▶ _Directions for this task_
Transcribe the following entries word for word; no picture is to appear in the copy.

▶ _Data for review_
[Start of Attachment]

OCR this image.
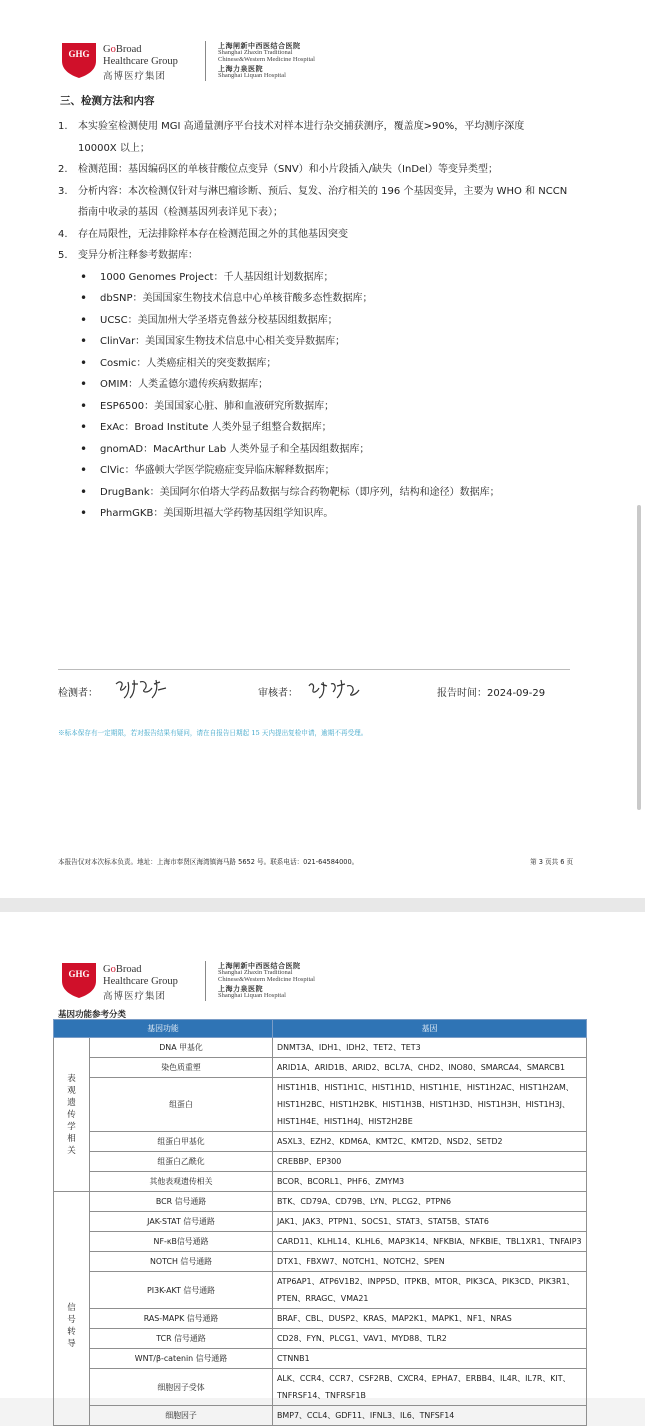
GHG GoBroad
Healthcare Group
高博医疗集团
上海闸新中西医结合医院
Shanghai Zhaxin Traditional
Chinese&Western Medicine Hospital
上海力泉医院
Shanghai Liquan Hospital
三、检测方法和内容
1. 本实验室检测使用 MGI 高通量测序平台技术对样本进行杂交捕获测序，覆盖度>90%，平均测序深度
10000X 以上；
2. 检测范围：基因编码区的单核苷酸位点变异（SNV）和小片段插入/缺失（InDel）等变异类型；
3. 分析内容：本次检测仅针对与淋巴瘤诊断、预后、复发、治疗相关的 196 个基因变异，主要为 WHO 和 NCCN
指南中收录的基因（检测基因列表详见下表）；
4. 存在局限性，无法排除样本存在检测范围之外的其他基因突变
5. 变异分析注释参考数据库：
• 1000 Genomes Project：千人基因组计划数据库；
• dbSNP：美国国家生物技术信息中心单核苷酸多态性数据库；
• UCSC：美国加州大学圣塔克鲁兹分校基因组数据库；
• ClinVar：美国国家生物技术信息中心相关变异数据库；
• Cosmic：人类癌症相关的突变数据库；
• OMIM：人类孟德尔遗传疾病数据库；
• ESP6500：美国国家心脏、肺和血液研究所数据库；
• ExAc：Broad Institute 人类外显子组整合数据库；
• gnomAD：MacArthur Lab 人类外显子和全基因组数据库；
• ClVic：华盛顿大学医学院癌症变异临床解释数据库；
• DrugBank：美国阿尔伯塔大学药品数据与综合药物靶标（即序列，结构和途径）数据库；
• PharmGKB：美国斯坦福大学药物基因组学知识库。
检测者：	审核者：	报告时间：2024-09-29
※标本保存有一定期限，若对报告结果有疑问，请在自报告日期起 15 天内提出复检申请，逾期不再受理。
本报告仅对本次标本负责。地址：上海市奉贤区海湾镇海马路 5652 号。联系电话：021-64584000。	第 3 页共 6 页
GHG GoBroad
Healthcare Group
高博医疗集团
上海闸新中西医结合医院
Shanghai Zhaxin Traditional
Chinese&Western Medicine Hospital
上海力泉医院
Shanghai Liquan Hospital
基因功能参考分类
基因功能		基因
表观遗传学相关	DNA 甲基化	DNMT3A、IDH1、IDH2、TET2、TET3
	染色质重塑	ARID1A、ARID1B、ARID2、BCL7A、CHD2、INO80、SMARCA4、SMARCB1
	组蛋白	HIST1H1B、HIST1H1C、HIST1H1D、HIST1H1E、HIST1H2AC、HIST1H2AM、HIST1H2BC、HIST1H2BK、HIST1H3B、HIST1H3D、HIST1H3H、HIST1H3J、HIST1H4E、HIST1H4J、HIST2H2BE
	组蛋白甲基化	ASXL3、EZH2、KDM6A、KMT2C、KMT2D、NSD2、SETD2
	组蛋白乙酰化	CREBBP、EP300
	其他表观遗传相关	BCOR、BCORL1、PHF6、ZMYM3
信号转导	BCR 信号通路	BTK、CD79A、CD79B、LYN、PLCG2、PTPN6
	JAK-STAT 信号通路	JAK1、JAK3、PTPN1、SOCS1、STAT3、STAT5B、STAT6
	NF-κB信号通路	CARD11、KLHL14、KLHL6、MAP3K14、NFKBIA、NFKBIE、TBL1XR1、TNFAIP3
	NOTCH 信号通路	DTX1、FBXW7、NOTCH1、NOTCH2、SPEN
	PI3K-AKT 信号通路	ATP6AP1、ATP6V1B2、INPP5D、ITPKB、MTOR、PIK3CA、PIK3CD、PIK3R1、PTEN、RRAGC、VMA21
	RAS-MAPK 信号通路	BRAF、CBL、DUSP2、KRAS、MAP2K1、MAPK1、NF1、NRAS
	TCR 信号通路	CD28、FYN、PLCG1、VAV1、MYD88、TLR2
	WNT/β-catenin 信号通路	CTNNB1
	细胞因子受体	ALK、CCR4、CCR7、CSF2RB、CXCR4、EPHA7、ERBB4、IL4R、IL7R、KIT、TNFRSF14、TNFRSF1B
	细胞因子	BMP7、CCL4、GDF11、IFNL3、IL6、TNFSF14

[End of Attachment]

▶ _Answer_
OCR this image.
GHG GoBroad
Healthcare Group
高博医疗集团
上海闸新中西医结合医院
Shanghai Zhaxin Traditional
Chinese&Western Medicine Hospital
上海力泉医院
Shanghai Liquan Hospital
三、检测方法和内容
1. 本实验室检测使用 MGI 高通量测序平台技术对样本进行杂交捕获测序，覆盖度>90%，平均测序深度
10000X 以上；
2. 检测范围：基因编码区的单核苷酸位点变异（SNV）和小片段插入/缺失（InDel）等变异类型；
3. 分析内容：本次检测仅针对与淋巴瘤诊断、预后、复发、治疗相关的 196 个基因变异，主要为 WHO 和 NCCN
指南中收录的基因（检测基因列表详见下表）；
4. 存在局限性，无法排除样本存在检测范围之外的其他基因突变
5. 变异分析注释参考数据库：
• 1000 Genomes Project：千人基因组计划数据库；
• dbSNP：美国国家生物技术信息中心单核苷酸多态性数据库；
• UCSC：美国加州大学圣塔克鲁兹分校基因组数据库；
• ClinVar：美国国家生物技术信息中心相关变异数据库；
• Cosmic：人类癌症相关的突变数据库；
• OMIM：人类孟德尔遗传疾病数据库；
• ESP6500：美国国家心脏、肺和血液研究所数据库；
• ExAc：Broad Institute 人类外显子组整合数据库；
• gnomAD：MacArthur Lab 人类外显子和全基因组数据库；
• ClVic：华盛顿大学医学院癌症变异临床解释数据库；
• DrugBank：美国阿尔伯塔大学药品数据与综合药物靶标（即序列，结构和途径）数据库；
• PharmGKB：美国斯坦福大学药物基因组学知识库。
检测者：	审核者：	报告时间：2024-09-29
※标本保存有一定期限，若对报告结果有疑问，请在自报告日期起 15 天内提出复检申请，逾期不再受理。
本报告仅对本次标本负责。地址：上海市奉贤区海湾镇海马路 5652 号。联系电话：021-64584000。	第 3 页共 6 页
GHG GoBroad
Healthcare Group
高博医疗集团
上海闸新中西医结合医院
Shanghai Zhaxin Traditional
Chinese&Western Medicine Hospital
上海力泉医院
Shanghai Liquan Hospital
基因功能参考分类
基因功能		基因
表观遗传学相关	DNA 甲基化	DNMT3A、IDH1、IDH2、TET2、TET3
	染色质重塑	ARID1A、ARID1B、ARID2、BCL7A、CHD2、INO80、SMARCA4、SMARCB1
	组蛋白	HIST1H1B、HIST1H1C、HIST1H1D、HIST1H1E、HIST1H2AC、HIST1H2AM、HIST1H2BC、HIST1H2BK、HIST1H3B、HIST1H3D、HIST1H3H、HIST1H3J、HIST1H4E、HIST1H4J、HIST2H2BE
	组蛋白甲基化	ASXL3、EZH2、KDM6A、KMT2C、KMT2D、NSD2、SETD2
	组蛋白乙酰化	CREBBP、EP300
	其他表观遗传相关	BCOR、BCORL1、PHF6、ZMYM3
信号转导	BCR 信号通路	BTK、CD79A、CD79B、LYN、PLCG2、PTPN6
	JAK-STAT 信号通路	JAK1、JAK3、PTPN1、SOCS1、STAT3、STAT5B、STAT6
	NF-κB信号通路	CARD11、KLHL14、KLHL6、MAP3K14、NFKBIA、NFKBIE、TBL1XR1、TNFAIP3
	NOTCH 信号通路	DTX1、FBXW7、NOTCH1、NOTCH2、SPEN
	PI3K-AKT 信号通路	ATP6AP1、ATP6V1B2、INPP5D、ITPKB、MTOR、PIK3CA、PIK3CD、PIK3R1、PTEN、RRAGC、VMA21
	RAS-MAPK 信号通路	BRAF、CBL、DUSP2、KRAS、MAP2K1、MAPK1、NF1、NRAS
	TCR 信号通路	CD28、FYN、PLCG1、VAV1、MYD88、TLR2
	WNT/β-catenin 信号通路	CTNNB1
	细胞因子受体	ALK、CCR4、CCR7、CSF2RB、CXCR4、EPHA7、ERBB4、IL4R、IL7R、KIT、TNFRSF14、TNFRSF1B
	细胞因子	BMP7、CCL4、GDF11、IFNL3、IL6、TNFSF14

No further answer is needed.